• _Supplied information_:

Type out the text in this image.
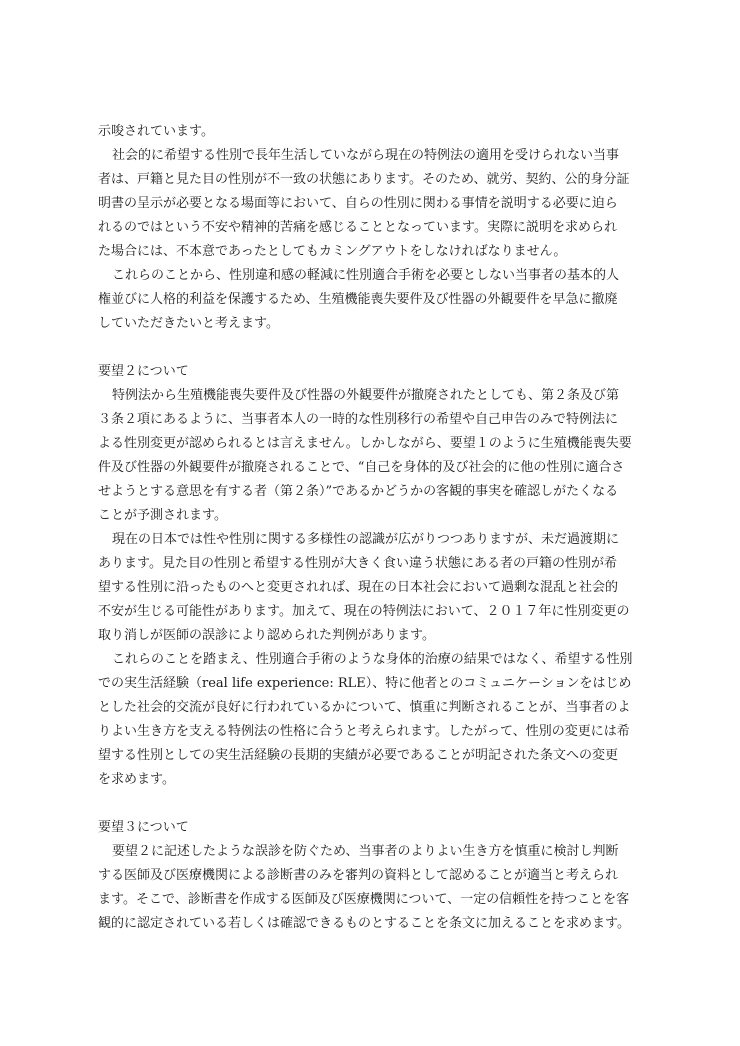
示唆されています。
社会的に希望する性別で長年生活していながら現在の特例法の適用を受けられない当事
者は、戸籍と見た目の性別が不一致の状態にあります。そのため、就労、契約、公的身分証
明書の呈示が必要となる場面等において、自らの性別に関わる事情を説明する必要に迫ら
れるのではという不安や精神的苦痛を感じることとなっています。実際に説明を求められ
た場合には、不本意であったとしてもカミングアウトをしなければなりません。
これらのことから、性別違和感の軽減に性別適合手術を必要としない当事者の基本的人
権並びに人格的利益を保護するため、生殖機能喪失要件及び性器の外観要件を早急に撤廃
していただきたいと考えます。
要望２について
特例法から生殖機能喪失要件及び性器の外観要件が撤廃されたとしても、第２条及び第
３条２項にあるように、当事者本人の一時的な性別移行の希望や自己申告のみで特例法に
よる性別変更が認められるとは言えません。しかしながら、要望１のように生殖機能喪失要
件及び性器の外観要件が撤廃されることで、“自己を身体的及び社会的に他の性別に適合さ
せようとする意思を有する者（第２条）”であるかどうかの客観的事実を確認しがたくなる
ことが予測されます。
現在の日本では性や性別に関する多様性の認識が広がりつつありますが、未だ過渡期に
あります。見た目の性別と希望する性別が大きく食い違う状態にある者の戸籍の性別が希
望する性別に沿ったものへと変更されれば、現在の日本社会において過剰な混乱と社会的
不安が生じる可能性があります。加えて、現在の特例法において、２０１７年に性別変更の
取り消しが医師の誤診により認められた判例があります。
これらのことを踏まえ、性別適合手術のような身体的治療の結果ではなく、希望する性別
での実生活経験（real life experience: RLE）、特に他者とのコミュニケーションをはじめ
とした社会的交流が良好に行われているかについて、慎重に判断されることが、当事者のよ
りよい生き方を支える特例法の性格に合うと考えられます。したがって、性別の変更には希
望する性別としての実生活経験の長期的実績が必要であることが明記された条文への変更
を求めます。
要望３について
要望２に記述したような誤診を防ぐため、当事者のよりよい生き方を慎重に検討し判断
する医師及び医療機関による診断書のみを審判の資料として認めることが適当と考えられ
ます。そこで、診断書を作成する医師及び医療機関について、一定の信頼性を持つことを客
観的に認定されている若しくは確認できるものとすることを条文に加えることを求めます。
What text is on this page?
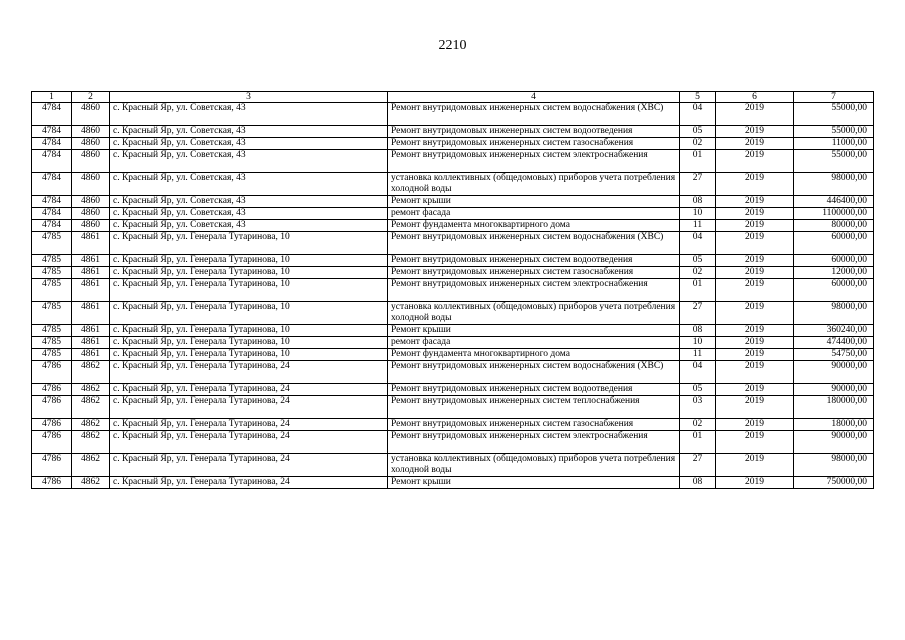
2210
1	2	3	4	5	6	7
4784	4860	с. Красный Яр, ул. Советская, 43	Ремонт внутридомовых инженерных систем водоснабжения (ХВС)	04	2019	55000,00
4784	4860	с. Красный Яр, ул. Советская, 43	Ремонт внутридомовых инженерных систем водоотведения	05	2019	55000,00
4784	4860	с. Красный Яр, ул. Советская, 43	Ремонт внутридомовых инженерных систем газоснабжения	02	2019	11000,00
4784	4860	с. Красный Яр, ул. Советская, 43	Ремонт внутридомовых инженерных систем электроснабжения	01	2019	55000,00
4784	4860	с. Красный Яр, ул. Советская, 43	установка коллективных (общедомовых) приборов учета потребления холодной воды	27	2019	98000,00
4784	4860	с. Красный Яр, ул. Советская, 43	Ремонт крыши	08	2019	446400,00
4784	4860	с. Красный Яр, ул. Советская, 43	ремонт фасада	10	2019	1100000,00
4784	4860	с. Красный Яр, ул. Советская, 43	Ремонт фундамента многоквартирного дома	11	2019	80000,00
4785	4861	с. Красный Яр, ул. Генерала Тутаринова, 10	Ремонт внутридомовых инженерных систем водоснабжения (ХВС)	04	2019	60000,00
4785	4861	с. Красный Яр, ул. Генерала Тутаринова, 10	Ремонт внутридомовых инженерных систем водоотведения	05	2019	60000,00
4785	4861	с. Красный Яр, ул. Генерала Тутаринова, 10	Ремонт внутридомовых инженерных систем газоснабжения	02	2019	12000,00
4785	4861	с. Красный Яр, ул. Генерала Тутаринова, 10	Ремонт внутридомовых инженерных систем электроснабжения	01	2019	60000,00
4785	4861	с. Красный Яр, ул. Генерала Тутаринова, 10	установка коллективных (общедомовых) приборов учета потребления холодной воды	27	2019	98000,00
4785	4861	с. Красный Яр, ул. Генерала Тутаринова, 10	Ремонт крыши	08	2019	360240,00
4785	4861	с. Красный Яр, ул. Генерала Тутаринова, 10	ремонт фасада	10	2019	474400,00
4785	4861	с. Красный Яр, ул. Генерала Тутаринова, 10	Ремонт фундамента многоквартирного дома	11	2019	54750,00
4786	4862	с. Красный Яр, ул. Генерала Тутаринова, 24	Ремонт внутридомовых инженерных систем водоснабжения (ХВС)	04	2019	90000,00
4786	4862	с. Красный Яр, ул. Генерала Тутаринова, 24	Ремонт внутридомовых инженерных систем водоотведения	05	2019	90000,00
4786	4862	с. Красный Яр, ул. Генерала Тутаринова, 24	Ремонт внутридомовых инженерных систем теплоснабжения	03	2019	180000,00
4786	4862	с. Красный Яр, ул. Генерала Тутаринова, 24	Ремонт внутридомовых инженерных систем газоснабжения	02	2019	18000,00
4786	4862	с. Красный Яр, ул. Генерала Тутаринова, 24	Ремонт внутридомовых инженерных систем электроснабжения	01	2019	90000,00
4786	4862	с. Красный Яр, ул. Генерала Тутаринова, 24	установка коллективных (общедомовых) приборов учета потребления холодной воды	27	2019	98000,00
4786	4862	с. Красный Яр, ул. Генерала Тутаринова, 24	Ремонт крыши	08	2019	750000,00
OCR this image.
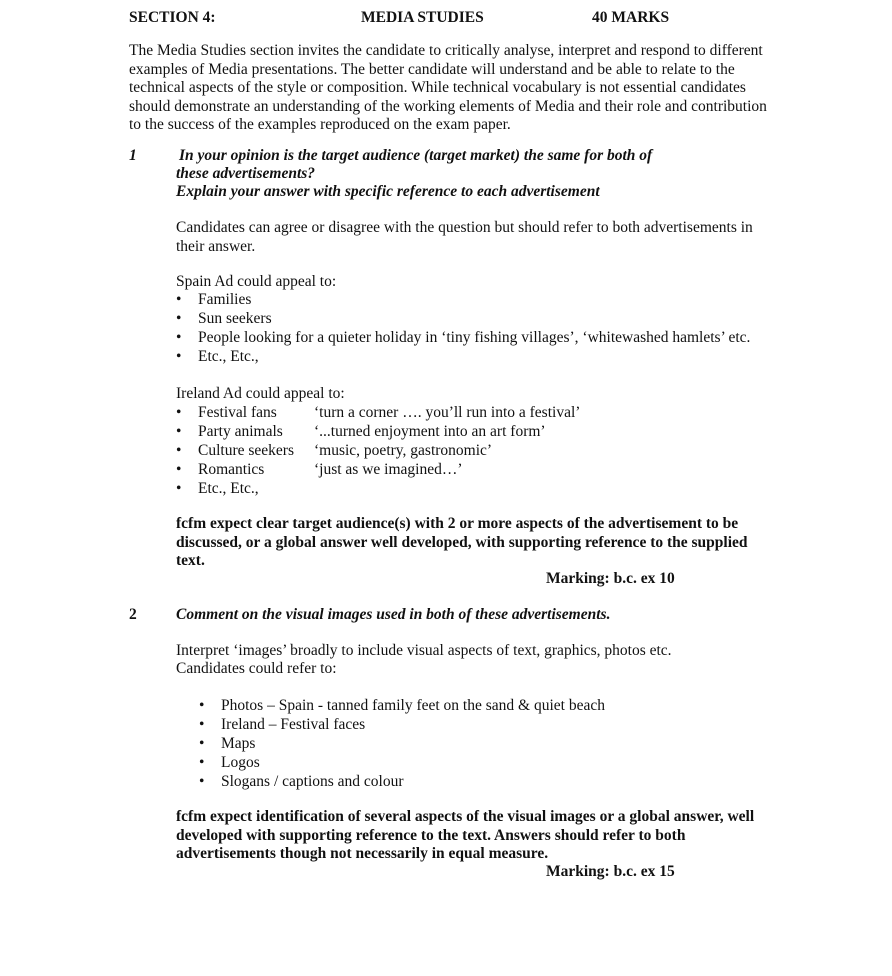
SECTION 4:	MEDIA STUDIES	40 MARKS

The Media Studies section invites the candidate to critically analyse, interpret and respond to different examples of Media presentations. The better candidate will understand and be able to relate to the technical aspects of the style or composition. While technical vocabulary is not essential candidates should demonstrate an understanding of the working elements of Media and their role and contribution to the success of the examples reproduced on the exam paper.

1	In your opinion is the target audience (target market) the same for both of
these advertisements?
Explain your answer with specific reference to each advertisement

Candidates can agree or disagree with the question but should refer to both advertisements in their answer.

Spain Ad could appeal to:
•	Families
•	Sun seekers
•	People looking for a quieter holiday in ‘tiny fishing villages’, ‘whitewashed hamlets’ etc.
•	Etc., Etc.,
Ireland Ad could appeal to:
•	Festival fans ‘turn a corner …. you’ll run into a festival’
•	Party animals ‘...turned enjoyment into an art form’
•	Culture seekers ‘music, poetry, gastronomic’
•	Romantics	‘just as we imagined…’
•	Etc., Etc.,

fcfm expect clear target audience(s) with 2 or more aspects of the advertisement to be discussed, or a global answer well developed, with supporting reference to the supplied text.

Marking: b.c. ex 10
2	Comment on the visual images used in both of these advertisements.
Interpret ‘images’ broadly to include visual aspects of text, graphics, photos etc.
Candidates could refer to:
•	Photos – Spain - tanned family feet on the sand & quiet beach
•	Ireland – Festival faces
•	Maps
•	Logos
•	Slogans / captions and colour

fcfm expect identification of several aspects of the visual images or a global answer, well developed with supporting reference to the text. Answers should refer to both advertisements though not necessarily in equal measure.

Marking: b.c. ex 15
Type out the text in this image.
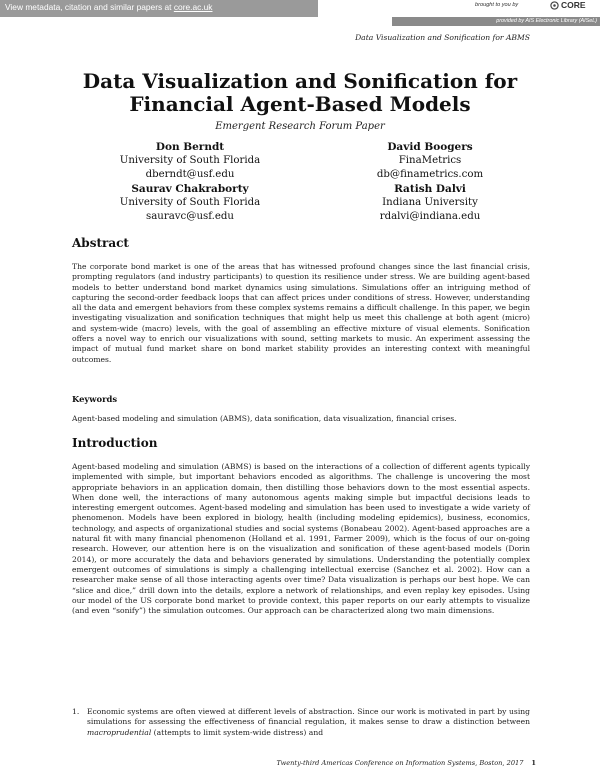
View metadata, citation and similar papers at core.ac.uk	brought to you by	CORE
provided by AIS Electronic Library (AISeL)
Data Visualization and Sonification for ABMS
Data Visualization and Sonification for
Financial Agent-Based Models
Emergent Research Forum Paper
Don Berndt
University of South Florida
dberndt@usf.edu
Saurav Chakraborty
University of South Florida
sauravc@usf.edu
David Boogers
FinaMetrics
db@finametrics.com
Ratish Dalvi
Indiana University
rdalvi@indiana.edu
Abstract

The corporate bond market is one of the areas that has witnessed profound changes since the last financial crisis, prompting regulators (and industry participants) to question its resilience under stress. We are building agent-based models to better understand bond market dynamics using simulations. Simulations offer an intriguing method of capturing the second-order feedback loops that can affect prices under conditions of stress. However, understanding all the data and emergent behaviors from these complex systems remains a difficult challenge. In this paper, we begin investigating visualization and sonification techniques that might help us meet this challenge at both agent (micro) and system-wide (macro) levels, with the goal of assembling an effective mixture of visual elements. Sonification offers a novel way to enrich our visualizations with sound, setting markets to music. An experiment assessing the impact of mutual fund market share on bond market stability provides an interesting context with meaningful outcomes.

Keywords

Agent-based modeling and simulation (ABMS), data sonification, data visualization, financial crises.

Introduction

Agent-based modeling and simulation (ABMS) is based on the interactions of a collection of different agents typically implemented with simple, but important behaviors encoded as algorithms. The challenge is uncovering the most appropriate behaviors in an application domain, then distilling those behaviors down to the most essential aspects. When done well, the interactions of many autonomous agents making simple but impactful decisions leads to interesting emergent outcomes. Agent-based modeling and simulation has been used to investigate a wide variety of phenomenon. Models have been explored in biology, health (including modeling epidemics), business, economics, technology, and aspects of organizational studies and social systems (Bonabeau 2002). Agent-based approaches are a natural fit with many financial phenomenon (Holland et al. 1991, Farmer 2009), which is the focus of our on-going research. However, our attention here is on the visualization and sonification of these agent-based models (Dorin 2014), or more accurately the data and behaviors generated by simulations. Understanding the potentially complex emergent outcomes of simulations is simply a challenging intellectual exercise (Sanchez et al. 2002). How can a researcher make sense of all those interacting agents over time? Data visualization is perhaps our best hope. We can “slice and dice,” drill down into the details, explore a network of relationships, and even replay key episodes. Using our model of the US corporate bond market to provide context, this paper reports on our early attempts to visualize (and even “sonify”) the simulation outcomes. Our approach can be characterized along two main dimensions.

1. Economic systems are often viewed at different levels of abstraction. Since our work is motivated in part by using simulations for assessing the effectiveness of financial regulation, it makes sense to draw a distinction between macroprudential (attempts to limit system-wide distress) and
Twenty-third Americas Conference on Information Systems, Boston, 2017 1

• _The exercise_: Tally the lines of the listing above that include the word "фасада". Answer with the number alone.

• _Response_: 2